Written problem: Give an exact transcription of every line, dropping the images.

[Records from a data collection]
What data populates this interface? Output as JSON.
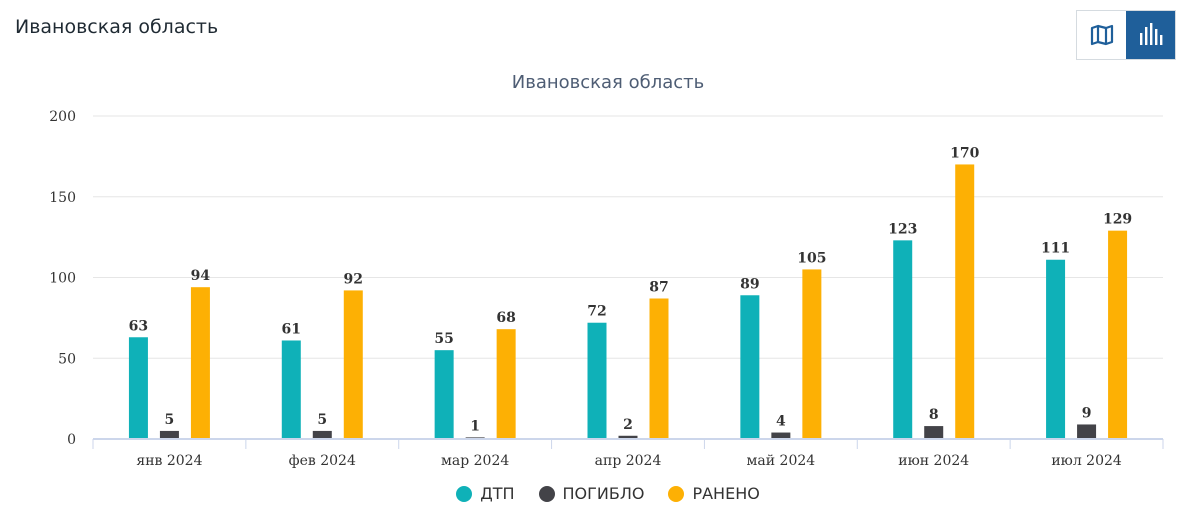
{
  "page": {
    "title": "Ивановская область"
  },
  "toggle": {
    "map_icon": "map-icon",
    "bars_icon": "bar-chart-icon",
    "active": "bars"
  },
  "chart_data": {
    "type": "bar",
    "title": "Ивановская область",
    "categories": [
      "янв 2024",
      "фев 2024",
      "мар 2024",
      "апр 2024",
      "май 2024",
      "июн 2024",
      "июл 2024"
    ],
    "series": [
      {
        "name": "ДТП",
        "color": "#0fb1b8",
        "values": [
          63,
          61,
          55,
          72,
          89,
          123,
          111
        ]
      },
      {
        "name": "ПОГИБЛО",
        "color": "#434348",
        "values": [
          5,
          5,
          1,
          2,
          4,
          8,
          9
        ]
      },
      {
        "name": "РАНЕНО",
        "color": "#fdb004",
        "values": [
          94,
          92,
          68,
          87,
          105,
          170,
          129
        ]
      }
    ],
    "ylim": [
      0,
      200
    ],
    "yticks": [
      0,
      50,
      100,
      150,
      200
    ],
    "xlabel": "",
    "ylabel": "",
    "grid": true,
    "legend": "bottom-center"
  }
}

Correct response:
What data populates this interface? Output as JSON.
{
  "page": {
    "title": "Ивановская область"
  },
  "toggle": {
    "map_icon": "map-icon",
    "bars_icon": "bar-chart-icon",
    "active": "bars"
  },
  "chart_data": {
    "type": "bar",
    "title": "Ивановская область",
    "categories": [
      "янв 2024",
      "фев 2024",
      "мар 2024",
      "апр 2024",
      "май 2024",
      "июн 2024",
      "июл 2024"
    ],
    "series": [
      {
        "name": "ДТП",
        "color": "#0fb1b8",
        "values": [
          63,
          61,
          55,
          72,
          89,
          123,
          111
        ]
      },
      {
        "name": "ПОГИБЛО",
        "color": "#434348",
        "values": [
          5,
          5,
          1,
          2,
          4,
          8,
          9
        ]
      },
      {
        "name": "РАНЕНО",
        "color": "#fdb004",
        "values": [
          94,
          92,
          68,
          87,
          105,
          170,
          129
        ]
      }
    ],
    "ylim": [
      0,
      200
    ],
    "yticks": [
      0,
      50,
      100,
      150,
      200
    ],
    "xlabel": "",
    "ylabel": "",
    "grid": true,
    "legend": "bottom-center"
  }
}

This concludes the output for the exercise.